The one she used to check in at the airline with.
Thanks, I assumed such and you have confirmed.
Hi Anil, in my case I have US passport and reside in US w/my children who are also US citizens. I also have Azerbaijani passport and my kids are entered into my passport at citizens of Azerbaijan (azerbaijan does not issue passports for children under 16). We are leaving United States tomorrow for Azerbaijan, changing planes in Germany. What passport should i be showing at airline check-in and security check point? My concern is that my children are written into my Azerbaijani passport, would US and Germany be ok w/it. Kids are 2 and 5 years old. Please help, I am leaving tomorrow!
Leaving the US, check in showing both passports which will confirm you don’t need a Azerbaijan visa. (As there is no passport control leaving the US.) Then enter Azerbaijan, show the Azeri passports.
On the return home, the same process in reverse. I hope this helps and I got back to you in time!
Hi, we have an unusual problem in that my wife and I both have different names on each of our two passports – I have Greek and Australian passports, she has Vietnamese and Australian.
We understand we use each passport in and out of that country (eg. Greek passport in and out of Greece, Vietnamese passport in and out of Vietnam). We cant alter the names on the passports due to various bureaucracy and what not, and we’re not changing the Aussie ones. So with that said, with names as is, our issue is regarding boarding flights.
If we fly on Australian passport in the name “A”, we show it checking onto a flight and exiting Australia. No issue.
If then we travel to Greece or Vietnam, either my wife or I would show that passport, in name “B”. Also no issue, being citizens of those respective countries.
The issue appears to arise when we exit. We need to show passport A to the airline to match the ticket, but the passport in the name B to exit that country.
So, the boarding pass will be in A but the passport will be in B when we show immigration on the way out of Greece/Vietnam. Are you still with me?
I know there are various opinions on what to do, or ideas on how it works, but I would be grateful if anyone with first hand experience travelling to Greece and/or Vietnam could let me know of their experiences if they are in similar situations.
I know we have all the paperwork to prove identities, I’m just interested in what the immigration officials in both Greece and Vietnam do, besides ask for some baksheesh..
It’s hard to say what might happen – do you have a national ID card with the same name in both countries you can show with the passport? Additionally, you should have your names changed to match if possible to avoid trouble in the future.
Thanks for the reply. Its a tough one.
I’d like to hear from someone who has experienced travelling in different names through either country. We surely wouldnt be the first people to do it.
To answer your question, yes, we have all our additional documents. I have a letter from the Greek consulate with a copy of both passports on it saying im the same person. My wife has her legal name change certificate showing both names.

▸ **DATA ENTRIES**
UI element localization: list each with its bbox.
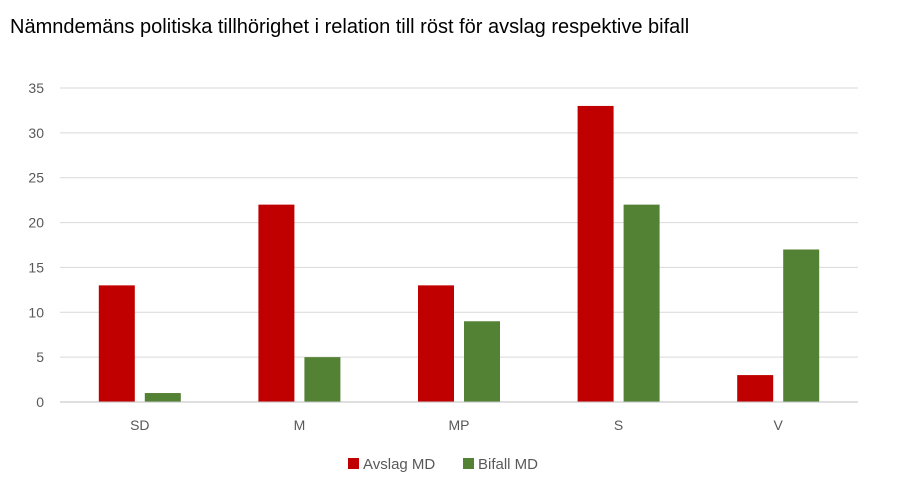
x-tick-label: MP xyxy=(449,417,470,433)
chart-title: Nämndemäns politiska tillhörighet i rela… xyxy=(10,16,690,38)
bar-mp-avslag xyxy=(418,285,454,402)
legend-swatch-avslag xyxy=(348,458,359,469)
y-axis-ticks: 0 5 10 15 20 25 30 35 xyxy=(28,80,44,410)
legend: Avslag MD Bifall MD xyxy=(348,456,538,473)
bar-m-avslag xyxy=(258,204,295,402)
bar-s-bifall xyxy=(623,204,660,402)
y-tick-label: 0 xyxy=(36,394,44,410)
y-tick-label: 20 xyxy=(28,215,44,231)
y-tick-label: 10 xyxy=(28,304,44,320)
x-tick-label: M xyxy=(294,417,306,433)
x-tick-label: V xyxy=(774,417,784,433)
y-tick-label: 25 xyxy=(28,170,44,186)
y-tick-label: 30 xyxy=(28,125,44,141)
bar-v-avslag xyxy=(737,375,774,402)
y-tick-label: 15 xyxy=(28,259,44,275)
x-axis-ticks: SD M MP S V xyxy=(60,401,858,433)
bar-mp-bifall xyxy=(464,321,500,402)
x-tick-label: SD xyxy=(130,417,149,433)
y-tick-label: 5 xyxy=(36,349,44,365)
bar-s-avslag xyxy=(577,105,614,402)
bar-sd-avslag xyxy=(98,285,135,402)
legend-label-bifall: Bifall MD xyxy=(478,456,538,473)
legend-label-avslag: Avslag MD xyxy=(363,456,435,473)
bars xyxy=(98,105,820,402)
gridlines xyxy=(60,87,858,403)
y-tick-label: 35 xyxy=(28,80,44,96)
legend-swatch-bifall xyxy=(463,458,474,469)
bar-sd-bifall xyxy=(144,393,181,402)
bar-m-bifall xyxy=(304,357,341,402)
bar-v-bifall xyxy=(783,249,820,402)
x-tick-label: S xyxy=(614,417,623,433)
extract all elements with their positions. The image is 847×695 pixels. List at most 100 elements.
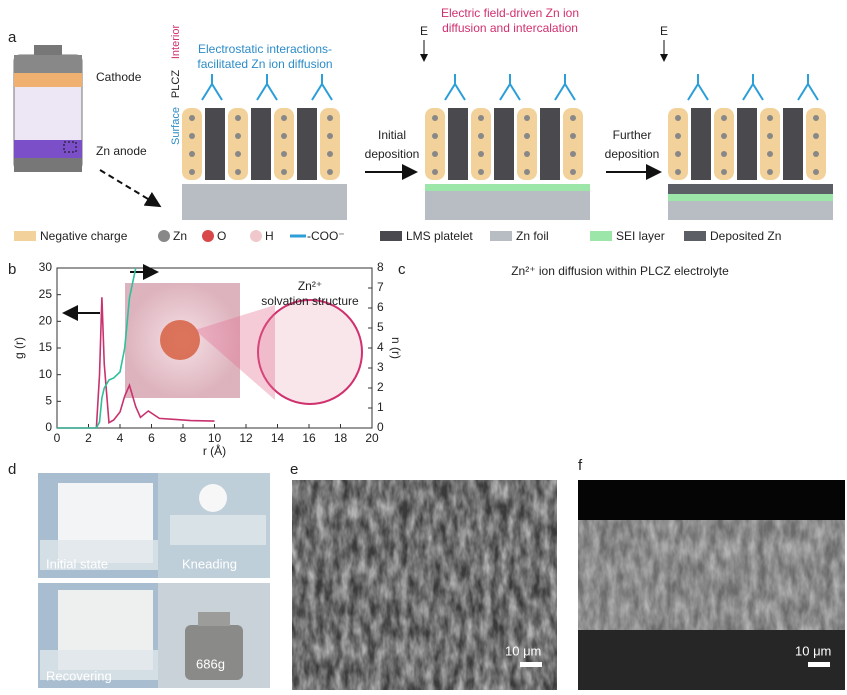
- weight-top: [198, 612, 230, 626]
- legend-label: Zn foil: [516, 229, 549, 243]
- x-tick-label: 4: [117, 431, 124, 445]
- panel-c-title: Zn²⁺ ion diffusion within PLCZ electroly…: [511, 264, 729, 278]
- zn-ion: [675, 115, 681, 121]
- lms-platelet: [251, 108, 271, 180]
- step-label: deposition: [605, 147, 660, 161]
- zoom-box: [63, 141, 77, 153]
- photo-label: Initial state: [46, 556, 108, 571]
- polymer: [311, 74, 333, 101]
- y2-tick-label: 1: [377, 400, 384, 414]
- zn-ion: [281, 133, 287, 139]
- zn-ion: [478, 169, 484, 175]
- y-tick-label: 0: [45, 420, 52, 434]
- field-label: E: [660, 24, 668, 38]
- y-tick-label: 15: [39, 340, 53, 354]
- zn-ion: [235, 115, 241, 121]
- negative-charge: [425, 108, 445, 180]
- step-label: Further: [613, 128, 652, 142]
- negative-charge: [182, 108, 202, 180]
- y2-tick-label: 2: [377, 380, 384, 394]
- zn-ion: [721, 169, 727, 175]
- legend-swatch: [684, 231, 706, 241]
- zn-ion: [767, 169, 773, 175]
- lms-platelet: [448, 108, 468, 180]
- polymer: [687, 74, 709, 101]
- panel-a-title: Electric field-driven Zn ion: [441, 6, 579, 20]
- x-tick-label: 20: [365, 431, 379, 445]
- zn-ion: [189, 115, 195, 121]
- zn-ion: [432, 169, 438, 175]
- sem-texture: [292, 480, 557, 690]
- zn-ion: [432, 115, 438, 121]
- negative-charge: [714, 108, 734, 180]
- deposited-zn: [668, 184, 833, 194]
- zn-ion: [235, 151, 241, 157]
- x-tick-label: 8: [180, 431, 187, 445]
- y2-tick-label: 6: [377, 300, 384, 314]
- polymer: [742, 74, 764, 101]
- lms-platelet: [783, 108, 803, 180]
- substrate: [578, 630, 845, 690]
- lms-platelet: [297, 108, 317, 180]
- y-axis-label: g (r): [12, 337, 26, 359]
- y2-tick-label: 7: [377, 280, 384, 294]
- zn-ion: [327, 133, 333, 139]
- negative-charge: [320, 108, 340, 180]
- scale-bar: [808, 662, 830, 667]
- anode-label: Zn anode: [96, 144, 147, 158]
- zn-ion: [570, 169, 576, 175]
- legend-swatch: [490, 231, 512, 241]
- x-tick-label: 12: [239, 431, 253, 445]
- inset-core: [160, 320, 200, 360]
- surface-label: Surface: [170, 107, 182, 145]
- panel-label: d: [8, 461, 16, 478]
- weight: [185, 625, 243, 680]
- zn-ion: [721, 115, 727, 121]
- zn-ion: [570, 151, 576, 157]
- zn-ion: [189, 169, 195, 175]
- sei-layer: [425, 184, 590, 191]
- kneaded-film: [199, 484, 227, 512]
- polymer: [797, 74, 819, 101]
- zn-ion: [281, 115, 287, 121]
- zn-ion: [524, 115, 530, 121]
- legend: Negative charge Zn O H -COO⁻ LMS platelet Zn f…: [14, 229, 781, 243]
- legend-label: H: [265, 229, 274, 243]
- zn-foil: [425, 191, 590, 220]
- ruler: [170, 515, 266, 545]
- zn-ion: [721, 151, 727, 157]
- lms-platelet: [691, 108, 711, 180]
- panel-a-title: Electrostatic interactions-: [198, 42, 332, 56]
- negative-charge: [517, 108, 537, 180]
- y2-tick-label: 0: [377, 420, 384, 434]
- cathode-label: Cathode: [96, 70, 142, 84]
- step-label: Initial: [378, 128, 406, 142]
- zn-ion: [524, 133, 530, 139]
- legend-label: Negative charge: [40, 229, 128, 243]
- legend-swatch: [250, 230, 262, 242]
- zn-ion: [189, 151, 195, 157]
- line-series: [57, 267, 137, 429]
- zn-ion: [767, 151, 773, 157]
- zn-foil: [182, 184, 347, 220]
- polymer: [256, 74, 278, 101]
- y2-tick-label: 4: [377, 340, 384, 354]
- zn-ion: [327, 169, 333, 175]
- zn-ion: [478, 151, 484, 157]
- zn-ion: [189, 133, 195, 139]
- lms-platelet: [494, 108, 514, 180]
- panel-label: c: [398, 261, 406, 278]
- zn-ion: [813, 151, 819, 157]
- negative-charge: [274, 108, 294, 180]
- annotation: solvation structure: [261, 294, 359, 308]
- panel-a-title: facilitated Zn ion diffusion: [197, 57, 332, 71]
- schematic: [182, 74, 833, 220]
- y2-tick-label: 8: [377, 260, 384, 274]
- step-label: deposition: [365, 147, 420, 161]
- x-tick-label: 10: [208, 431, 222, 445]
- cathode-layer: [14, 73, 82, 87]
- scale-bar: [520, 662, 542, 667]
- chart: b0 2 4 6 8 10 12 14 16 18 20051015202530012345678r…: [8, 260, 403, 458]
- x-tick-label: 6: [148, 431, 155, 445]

▸ **TO DO**
Write out the passage in the passport thread from "It’s hard to" to "showing both names.", keeping every word unchanged.

▸ **ANSWER TO THIS EXERCISE**
It’s hard to say what might happen – do you have a national ID card with the same name in both countries you can show with the passport? Additionally, you should have your names changed to match if possible to avoid trouble in the future.
Thanks for the reply. Its a tough one.
I’d like to hear from someone who has experienced travelling in different names through either country. We surely wouldnt be the first people to do it.
To answer your question, yes, we have all our additional documents. I have a letter from the Greek consulate with a copy of both passports on it saying im the same person. My wife has her legal name change certificate showing both names.